((
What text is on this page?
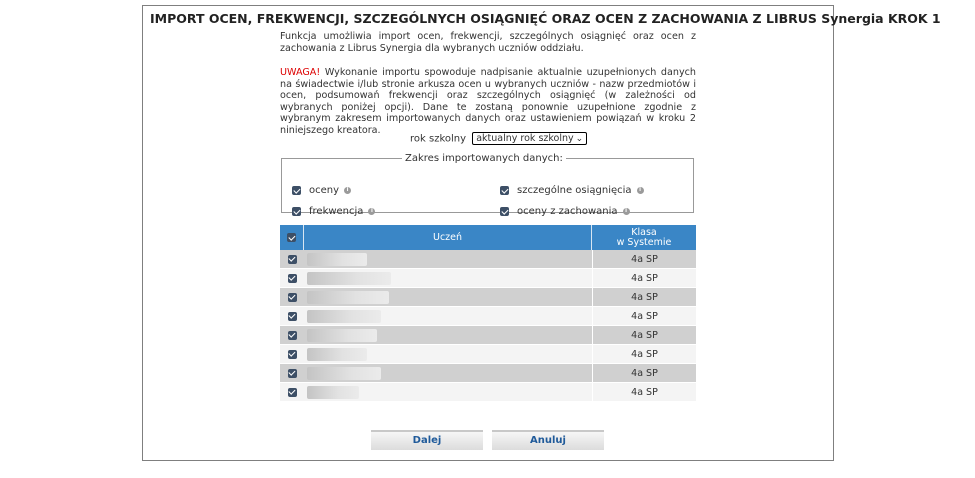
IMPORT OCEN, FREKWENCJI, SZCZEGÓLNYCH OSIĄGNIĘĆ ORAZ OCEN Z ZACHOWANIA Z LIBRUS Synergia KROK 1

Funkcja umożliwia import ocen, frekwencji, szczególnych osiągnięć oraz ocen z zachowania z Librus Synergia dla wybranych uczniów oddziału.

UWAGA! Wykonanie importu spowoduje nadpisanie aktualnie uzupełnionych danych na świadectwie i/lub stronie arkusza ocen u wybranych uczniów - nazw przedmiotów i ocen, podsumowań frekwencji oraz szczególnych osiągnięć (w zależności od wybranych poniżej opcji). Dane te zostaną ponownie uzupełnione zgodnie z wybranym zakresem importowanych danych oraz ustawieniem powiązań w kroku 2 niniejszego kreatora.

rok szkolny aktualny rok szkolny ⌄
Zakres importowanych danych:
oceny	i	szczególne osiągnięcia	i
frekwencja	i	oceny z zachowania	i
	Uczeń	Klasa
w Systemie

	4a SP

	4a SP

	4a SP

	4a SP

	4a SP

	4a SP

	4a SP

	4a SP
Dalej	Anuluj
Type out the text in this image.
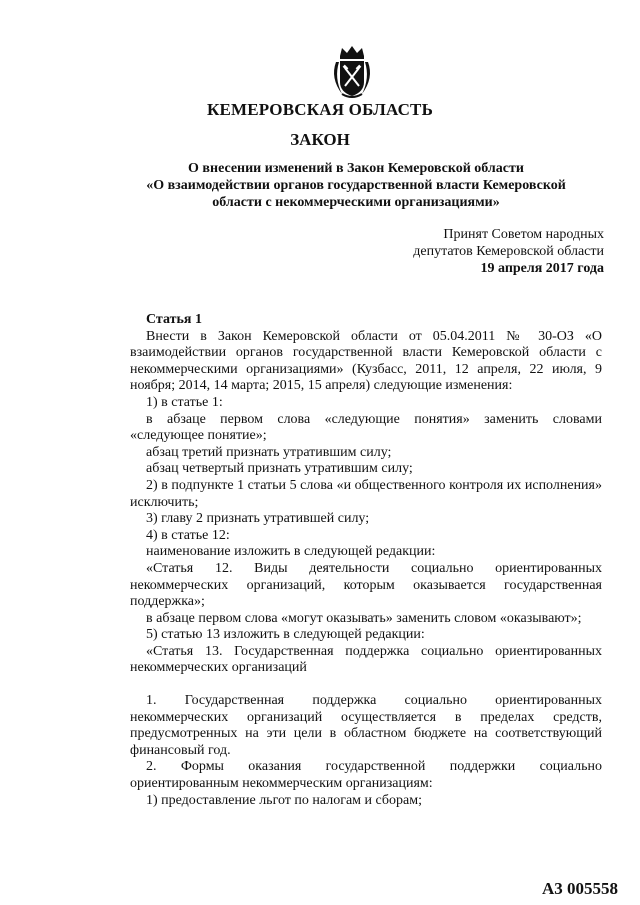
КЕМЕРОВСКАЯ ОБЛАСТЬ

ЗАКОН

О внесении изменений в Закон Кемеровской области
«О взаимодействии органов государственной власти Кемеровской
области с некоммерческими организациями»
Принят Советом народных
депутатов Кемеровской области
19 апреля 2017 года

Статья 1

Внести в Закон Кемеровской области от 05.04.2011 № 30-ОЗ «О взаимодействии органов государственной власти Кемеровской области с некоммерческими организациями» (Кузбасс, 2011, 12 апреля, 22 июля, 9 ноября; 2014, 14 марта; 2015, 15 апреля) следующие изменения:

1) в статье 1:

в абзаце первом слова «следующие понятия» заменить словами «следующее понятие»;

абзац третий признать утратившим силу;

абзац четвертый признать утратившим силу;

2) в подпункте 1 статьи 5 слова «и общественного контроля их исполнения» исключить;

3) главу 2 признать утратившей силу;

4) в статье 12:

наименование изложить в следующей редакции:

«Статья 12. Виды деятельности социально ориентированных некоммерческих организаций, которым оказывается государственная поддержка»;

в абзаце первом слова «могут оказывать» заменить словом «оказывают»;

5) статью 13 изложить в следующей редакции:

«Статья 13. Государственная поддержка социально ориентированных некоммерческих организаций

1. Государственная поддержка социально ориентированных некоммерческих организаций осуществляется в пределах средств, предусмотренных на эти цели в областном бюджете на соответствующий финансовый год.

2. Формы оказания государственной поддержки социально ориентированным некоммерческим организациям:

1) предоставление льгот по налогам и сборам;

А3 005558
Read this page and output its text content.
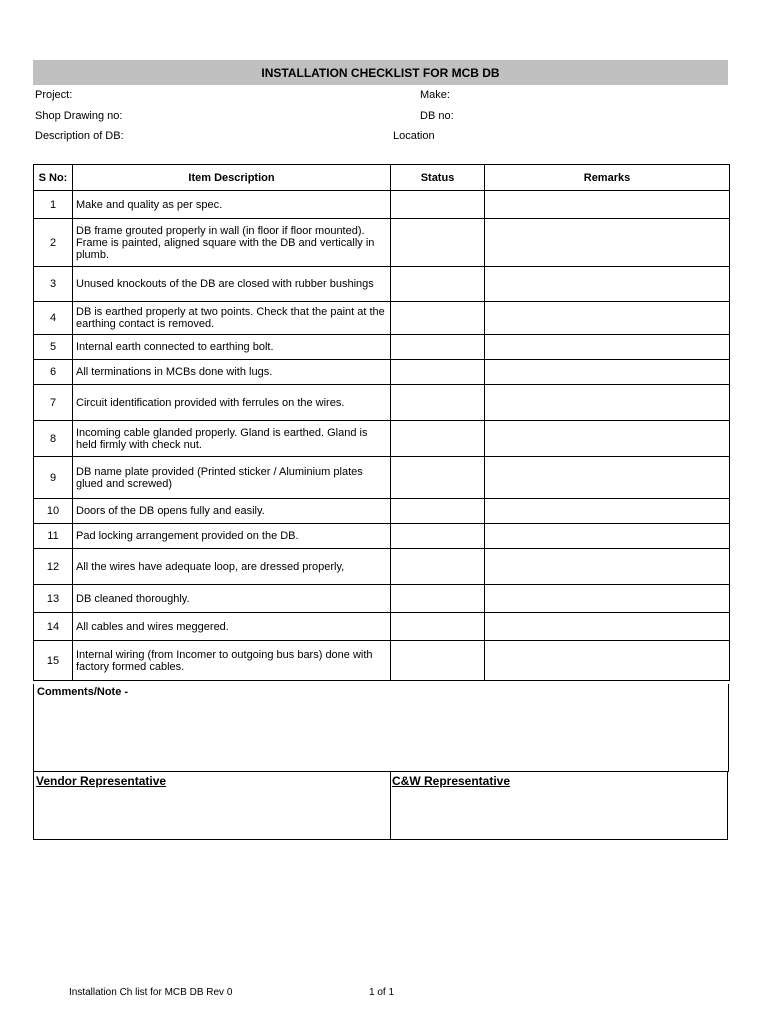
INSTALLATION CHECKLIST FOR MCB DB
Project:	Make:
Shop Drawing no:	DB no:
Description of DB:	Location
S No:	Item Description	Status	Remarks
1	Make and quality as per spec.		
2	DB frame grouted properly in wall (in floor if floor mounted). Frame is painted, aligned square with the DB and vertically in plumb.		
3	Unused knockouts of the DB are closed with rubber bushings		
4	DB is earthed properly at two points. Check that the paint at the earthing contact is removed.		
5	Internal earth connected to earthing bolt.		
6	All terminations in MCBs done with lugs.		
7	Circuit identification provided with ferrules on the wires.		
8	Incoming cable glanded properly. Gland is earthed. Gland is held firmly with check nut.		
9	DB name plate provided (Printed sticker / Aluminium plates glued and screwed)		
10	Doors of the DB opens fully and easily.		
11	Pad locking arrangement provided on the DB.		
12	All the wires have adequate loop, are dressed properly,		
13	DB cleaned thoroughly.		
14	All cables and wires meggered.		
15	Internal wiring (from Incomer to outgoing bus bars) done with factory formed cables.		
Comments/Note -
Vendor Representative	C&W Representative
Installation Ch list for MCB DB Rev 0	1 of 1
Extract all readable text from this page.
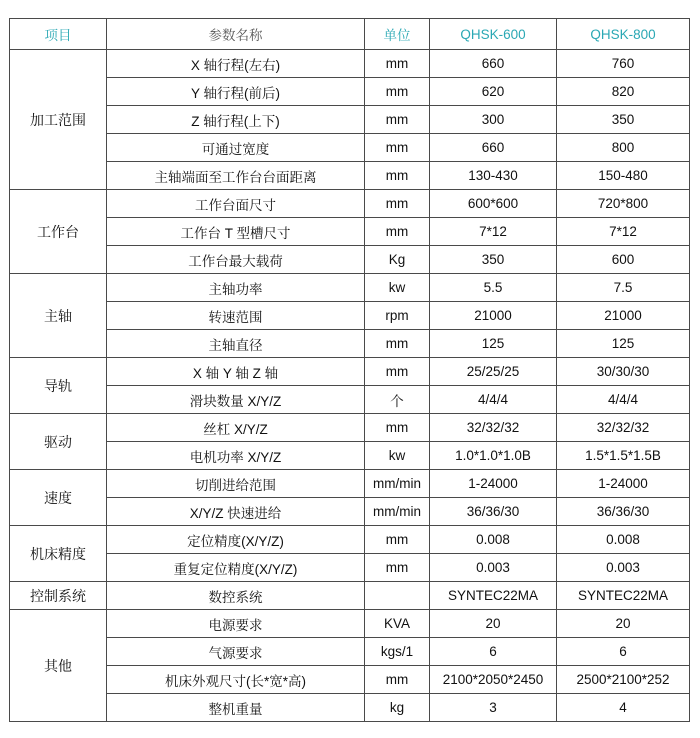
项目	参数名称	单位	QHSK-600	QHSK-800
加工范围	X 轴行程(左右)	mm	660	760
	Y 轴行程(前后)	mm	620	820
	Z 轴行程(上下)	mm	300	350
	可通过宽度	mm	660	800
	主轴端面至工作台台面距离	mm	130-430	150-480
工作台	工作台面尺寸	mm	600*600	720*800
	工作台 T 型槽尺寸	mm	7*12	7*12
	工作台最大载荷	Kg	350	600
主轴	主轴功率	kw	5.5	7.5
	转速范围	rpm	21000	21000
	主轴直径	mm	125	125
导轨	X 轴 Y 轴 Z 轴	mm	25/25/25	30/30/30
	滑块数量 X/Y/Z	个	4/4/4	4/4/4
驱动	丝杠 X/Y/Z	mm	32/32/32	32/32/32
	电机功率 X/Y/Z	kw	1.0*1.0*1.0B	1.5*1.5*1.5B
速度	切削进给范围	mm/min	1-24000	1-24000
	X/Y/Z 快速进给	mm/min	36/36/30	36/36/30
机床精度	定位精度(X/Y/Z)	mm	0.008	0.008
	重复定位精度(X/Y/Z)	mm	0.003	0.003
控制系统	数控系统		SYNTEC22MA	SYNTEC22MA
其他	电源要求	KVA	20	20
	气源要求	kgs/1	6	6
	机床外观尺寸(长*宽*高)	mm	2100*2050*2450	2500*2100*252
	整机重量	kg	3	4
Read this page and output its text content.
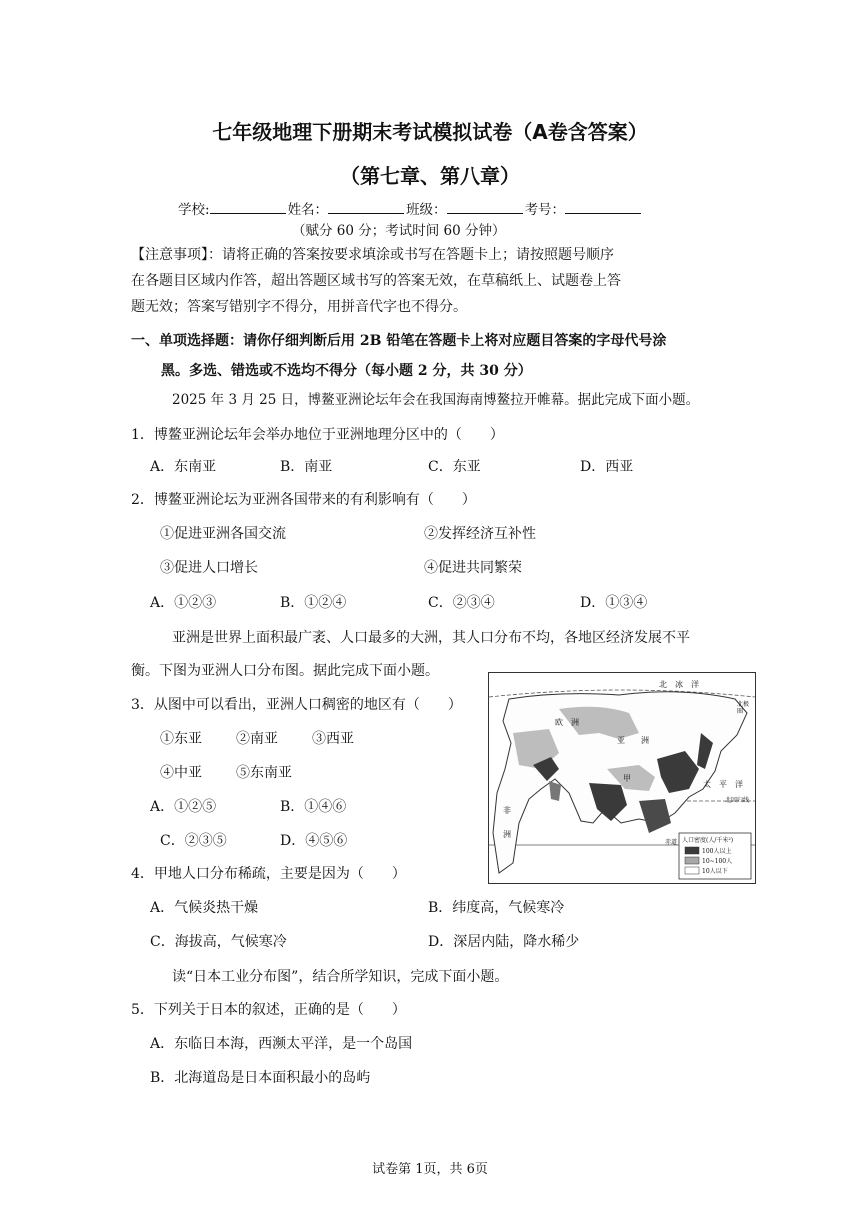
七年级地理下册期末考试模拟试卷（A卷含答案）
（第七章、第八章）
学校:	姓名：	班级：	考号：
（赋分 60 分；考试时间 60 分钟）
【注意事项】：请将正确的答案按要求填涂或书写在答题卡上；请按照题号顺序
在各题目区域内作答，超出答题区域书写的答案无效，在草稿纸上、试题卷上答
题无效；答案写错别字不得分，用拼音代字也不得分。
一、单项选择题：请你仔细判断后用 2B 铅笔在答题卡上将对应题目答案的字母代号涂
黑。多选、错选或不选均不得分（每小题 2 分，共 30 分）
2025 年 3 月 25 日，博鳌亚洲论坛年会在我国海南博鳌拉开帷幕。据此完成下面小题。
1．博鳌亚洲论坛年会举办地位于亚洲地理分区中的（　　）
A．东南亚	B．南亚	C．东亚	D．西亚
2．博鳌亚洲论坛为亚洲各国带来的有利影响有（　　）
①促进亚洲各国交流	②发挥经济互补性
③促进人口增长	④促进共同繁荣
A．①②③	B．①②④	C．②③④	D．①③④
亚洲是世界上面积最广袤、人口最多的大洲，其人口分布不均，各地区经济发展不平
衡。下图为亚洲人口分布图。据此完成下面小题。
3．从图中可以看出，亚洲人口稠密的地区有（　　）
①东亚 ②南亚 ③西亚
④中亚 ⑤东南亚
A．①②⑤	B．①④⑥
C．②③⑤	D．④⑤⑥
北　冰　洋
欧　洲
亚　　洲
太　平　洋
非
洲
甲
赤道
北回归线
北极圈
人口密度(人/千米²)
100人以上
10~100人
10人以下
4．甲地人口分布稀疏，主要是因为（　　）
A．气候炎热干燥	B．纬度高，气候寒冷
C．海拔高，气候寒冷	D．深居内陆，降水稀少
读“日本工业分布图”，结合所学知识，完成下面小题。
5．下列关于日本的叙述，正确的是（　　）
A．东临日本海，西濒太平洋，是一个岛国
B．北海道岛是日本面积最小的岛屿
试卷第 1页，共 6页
))
Stated goal |
Repeat the material verbatim. Do not carry over any picture.

Final result |
What text is on this page?
IMPORT OCEN, FREKWENCJI, SZCZEGÓLNYCH OSIĄGNIĘĆ ORAZ OCEN Z ZACHOWANIA Z LIBRUS Synergia KROK 1

Funkcja umożliwia import ocen, frekwencji, szczególnych osiągnięć oraz ocen z zachowania z Librus Synergia dla wybranych uczniów oddziału.

UWAGA! Wykonanie importu spowoduje nadpisanie aktualnie uzupełnionych danych na świadectwie i/lub stronie arkusza ocen u wybranych uczniów - nazw przedmiotów i ocen, podsumowań frekwencji oraz szczególnych osiągnięć (w zależności od wybranych poniżej opcji). Dane te zostaną ponownie uzupełnione zgodnie z wybranym zakresem importowanych danych oraz ustawieniem powiązań w kroku 2 niniejszego kreatora.

rok szkolny aktualny rok szkolny ⌄
Zakres importowanych danych:
oceny	i	szczególne osiągnięcia	i
frekwencja	i	oceny z zachowania	i
	Uczeń	Klasa
w Systemie

	4a SP

	4a SP

	4a SP

	4a SP

	4a SP

	4a SP

	4a SP

	4a SP
Dalej	Anuluj
Type out the text in this image.
КЕМЕРОВСКАЯ ОБЛАСТЬ

ЗАКОН

О внесении изменений в Закон Кемеровской области
«О взаимодействии органов государственной власти Кемеровской
области с некоммерческими организациями»
Принят Советом народных
депутатов Кемеровской области
19 апреля 2017 года

Статья 1

Внести в Закон Кемеровской области от 05.04.2011 № 30-ОЗ «О взаимодействии органов государственной власти Кемеровской области с некоммерческими организациями» (Кузбасс, 2011, 12 апреля, 22 июля, 9 ноября; 2014, 14 марта; 2015, 15 апреля) следующие изменения:

1) в статье 1:

в абзаце первом слова «следующие понятия» заменить словами «следующее понятие»;

абзац третий признать утратившим силу;

абзац четвертый признать утратившим силу;

2) в подпункте 1 статьи 5 слова «и общественного контроля их исполнения» исключить;

3) главу 2 признать утратившей силу;

4) в статье 12:

наименование изложить в следующей редакции:

«Статья 12. Виды деятельности социально ориентированных некоммерческих организаций, которым оказывается государственная поддержка»;

в абзаце первом слова «могут оказывать» заменить словом «оказывают»;

5) статью 13 изложить в следующей редакции:

«Статья 13. Государственная поддержка социально ориентированных некоммерческих организаций

1. Государственная поддержка социально ориентированных некоммерческих организаций осуществляется в пределах средств, предусмотренных на эти цели в областном бюджете на соответствующий финансовый год.

2. Формы оказания государственной поддержки социально ориентированным некоммерческим организациям:

1) предоставление льгот по налогам и сборам;

А3 005558
Read this page and output its text content.
INSTALLATION CHECKLIST FOR MCB DB
Project:	Make:
Shop Drawing no:	DB no:
Description of DB:	Location
S No:	Item Description	Status	Remarks
1	Make and quality as per spec.		
2	DB frame grouted properly in wall (in floor if floor mounted). Frame is painted, aligned square with the DB and vertically in plumb.		
3	Unused knockouts of the DB are closed with rubber bushings		
4	DB is earthed properly at two points. Check that the paint at the earthing contact is removed.		
5	Internal earth connected to earthing bolt.		
6	All terminations in MCBs done with lugs.		
7	Circuit identification provided with ferrules on the wires.		
8	Incoming cable glanded properly. Gland is earthed. Gland is held firmly with check nut.		
9	DB name plate provided (Printed sticker / Aluminium plates glued and screwed)		
10	Doors of the DB opens fully and easily.		
11	Pad locking arrangement provided on the DB.		
12	All the wires have adequate loop, are dressed properly,		
13	DB cleaned thoroughly.		
14	All cables and wires meggered.		
15	Internal wiring (from Incomer to outgoing bus bars) done with factory formed cables.		
Comments/Note -
Vendor Representative	C&W Representative
Installation Ch list for MCB DB Rev 0	1 of 1
Extract all readable text from this page.
项目	参数名称	单位	QHSK-600	QHSK-800
加工范围	X 轴行程(左右)	mm	660	760
	Y 轴行程(前后)	mm	620	820
	Z 轴行程(上下)	mm	300	350
	可通过宽度	mm	660	800
	主轴端面至工作台台面距离	mm	130-430	150-480
工作台	工作台面尺寸	mm	600*600	720*800
	工作台 T 型槽尺寸	mm	7*12	7*12
	工作台最大载荷	Kg	350	600
主轴	主轴功率	kw	5.5	7.5
	转速范围	rpm	21000	21000
	主轴直径	mm	125	125
导轨	X 轴 Y 轴 Z 轴	mm	25/25/25	30/30/30
	滑块数量 X/Y/Z	个	4/4/4	4/4/4
驱动	丝杠 X/Y/Z	mm	32/32/32	32/32/32
	电机功率 X/Y/Z	kw	1.0*1.0*1.0B	1.5*1.5*1.5B
速度	切削进给范围	mm/min	1-24000	1-24000
	X/Y/Z 快速进给	mm/min	36/36/30	36/36/30
机床精度	定位精度(X/Y/Z)	mm	0.008	0.008
	重复定位精度(X/Y/Z)	mm	0.003	0.003
控制系统	数控系统		SYNTEC22MA	SYNTEC22MA
其他	电源要求	KVA	20	20
	气源要求	kgs/1	6	6
	机床外观尺寸(长*宽*高)	mm	2100*2050*2450	2500*2100*252
	整机重量	kg	3	4
Read this page and output its text content.
七年级地理下册期末考试模拟试卷（A卷含答案）
（第七章、第八章）
学校:	姓名：	班级：	考号：
（赋分 60 分；考试时间 60 分钟）
【注意事项】：请将正确的答案按要求填涂或书写在答题卡上；请按照题号顺序
在各题目区域内作答，超出答题区域书写的答案无效，在草稿纸上、试题卷上答
题无效；答案写错别字不得分，用拼音代字也不得分。
一、单项选择题：请你仔细判断后用 2B 铅笔在答题卡上将对应题目答案的字母代号涂
黑。多选、错选或不选均不得分（每小题 2 分，共 30 分）
2025 年 3 月 25 日，博鳌亚洲论坛年会在我国海南博鳌拉开帷幕。据此完成下面小题。
1．博鳌亚洲论坛年会举办地位于亚洲地理分区中的（　　）
A．东南亚	B．南亚	C．东亚	D．西亚
2．博鳌亚洲论坛为亚洲各国带来的有利影响有（　　）
①促进亚洲各国交流	②发挥经济互补性
③促进人口增长	④促进共同繁荣
A．①②③	B．①②④	C．②③④	D．①③④
亚洲是世界上面积最广袤、人口最多的大洲，其人口分布不均，各地区经济发展不平
衡。下图为亚洲人口分布图。据此完成下面小题。
3．从图中可以看出，亚洲人口稠密的地区有（　　）
①东亚 ②南亚 ③西亚
④中亚 ⑤东南亚
A．①②⑤	B．①④⑥
C．②③⑤	D．④⑤⑥
北　冰　洋
欧　洲
亚　　洲
太　平　洋
非
洲
甲
赤道
北回归线
北极圈
人口密度(人/千米²)
100人以上
10~100人
10人以下
4．甲地人口分布稀疏，主要是因为（　　）
A．气候炎热干燥	B．纬度高，气候寒冷
C．海拔高，气候寒冷	D．深居内陆，降水稀少
读“日本工业分布图”，结合所学知识，完成下面小题。
5．下列关于日本的叙述，正确的是（　　）
A．东临日本海，西濒太平洋，是一个岛国
B．北海道岛是日本面积最小的岛屿
试卷第 1页，共 6页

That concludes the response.